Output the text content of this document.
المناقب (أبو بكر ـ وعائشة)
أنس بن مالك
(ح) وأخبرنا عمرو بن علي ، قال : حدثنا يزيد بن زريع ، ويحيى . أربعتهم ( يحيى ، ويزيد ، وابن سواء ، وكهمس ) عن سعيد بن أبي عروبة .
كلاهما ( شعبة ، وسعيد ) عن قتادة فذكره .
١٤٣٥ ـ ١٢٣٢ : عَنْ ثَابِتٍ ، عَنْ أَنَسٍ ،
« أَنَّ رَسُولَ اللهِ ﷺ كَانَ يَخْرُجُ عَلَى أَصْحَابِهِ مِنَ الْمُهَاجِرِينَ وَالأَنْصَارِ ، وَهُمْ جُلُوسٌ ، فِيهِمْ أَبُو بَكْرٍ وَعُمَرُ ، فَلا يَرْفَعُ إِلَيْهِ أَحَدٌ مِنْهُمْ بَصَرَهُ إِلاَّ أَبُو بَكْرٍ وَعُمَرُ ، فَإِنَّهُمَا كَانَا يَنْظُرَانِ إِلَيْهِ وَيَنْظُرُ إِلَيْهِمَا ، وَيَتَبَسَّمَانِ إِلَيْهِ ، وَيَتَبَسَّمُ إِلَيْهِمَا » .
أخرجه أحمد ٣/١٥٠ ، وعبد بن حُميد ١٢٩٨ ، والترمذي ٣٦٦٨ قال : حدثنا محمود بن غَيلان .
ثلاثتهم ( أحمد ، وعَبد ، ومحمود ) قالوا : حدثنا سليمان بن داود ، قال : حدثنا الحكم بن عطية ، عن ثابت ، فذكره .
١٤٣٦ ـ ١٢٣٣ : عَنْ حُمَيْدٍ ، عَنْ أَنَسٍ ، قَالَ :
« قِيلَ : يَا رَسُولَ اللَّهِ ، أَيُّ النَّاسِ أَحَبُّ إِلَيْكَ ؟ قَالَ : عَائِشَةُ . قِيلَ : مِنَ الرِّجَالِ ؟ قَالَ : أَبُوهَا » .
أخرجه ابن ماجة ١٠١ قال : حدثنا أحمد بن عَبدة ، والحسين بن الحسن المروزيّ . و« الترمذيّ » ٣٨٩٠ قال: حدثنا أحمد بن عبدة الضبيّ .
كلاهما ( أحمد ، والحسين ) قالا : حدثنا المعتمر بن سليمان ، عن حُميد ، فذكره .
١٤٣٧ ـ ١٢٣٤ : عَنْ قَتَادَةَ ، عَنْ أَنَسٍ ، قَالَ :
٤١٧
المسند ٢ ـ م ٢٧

· · · · ·

What is needed
Write out all the data again, exactly as it appears.

Response below
Output the text content of this document.
المناقب (أبو بكر ـ وعائشة)
أنس بن مالك
(ح) وأخبرنا عمرو بن علي ، قال : حدثنا يزيد بن زريع ، ويحيى . أربعتهم ( يحيى ، ويزيد ، وابن سواء ، وكهمس ) عن سعيد بن أبي عروبة .
كلاهما ( شعبة ، وسعيد ) عن قتادة فذكره .
١٤٣٥ ـ ١٢٣٢ : عَنْ ثَابِتٍ ، عَنْ أَنَسٍ ،
« أَنَّ رَسُولَ اللهِ ﷺ كَانَ يَخْرُجُ عَلَى أَصْحَابِهِ مِنَ الْمُهَاجِرِينَ وَالأَنْصَارِ ، وَهُمْ جُلُوسٌ ، فِيهِمْ أَبُو بَكْرٍ وَعُمَرُ ، فَلا يَرْفَعُ إِلَيْهِ أَحَدٌ مِنْهُمْ بَصَرَهُ إِلاَّ أَبُو بَكْرٍ وَعُمَرُ ، فَإِنَّهُمَا كَانَا يَنْظُرَانِ إِلَيْهِ وَيَنْظُرُ إِلَيْهِمَا ، وَيَتَبَسَّمَانِ إِلَيْهِ ، وَيَتَبَسَّمُ إِلَيْهِمَا » .
أخرجه أحمد ٣/١٥٠ ، وعبد بن حُميد ١٢٩٨ ، والترمذي ٣٦٦٨ قال : حدثنا محمود بن غَيلان .
ثلاثتهم ( أحمد ، وعَبد ، ومحمود ) قالوا : حدثنا سليمان بن داود ، قال : حدثنا الحكم بن عطية ، عن ثابت ، فذكره .
١٤٣٦ ـ ١٢٣٣ : عَنْ حُمَيْدٍ ، عَنْ أَنَسٍ ، قَالَ :
« قِيلَ : يَا رَسُولَ اللَّهِ ، أَيُّ النَّاسِ أَحَبُّ إِلَيْكَ ؟ قَالَ : عَائِشَةُ . قِيلَ : مِنَ الرِّجَالِ ؟ قَالَ : أَبُوهَا » .
أخرجه ابن ماجة ١٠١ قال : حدثنا أحمد بن عَبدة ، والحسين بن الحسن المروزيّ . و« الترمذيّ » ٣٨٩٠ قال: حدثنا أحمد بن عبدة الضبيّ .
كلاهما ( أحمد ، والحسين ) قالا : حدثنا المعتمر بن سليمان ، عن حُميد ، فذكره .
١٤٣٧ ـ ١٢٣٤ : عَنْ قَتَادَةَ ، عَنْ أَنَسٍ ، قَالَ :
٤١٧
المسند ٢ ـ م ٢٧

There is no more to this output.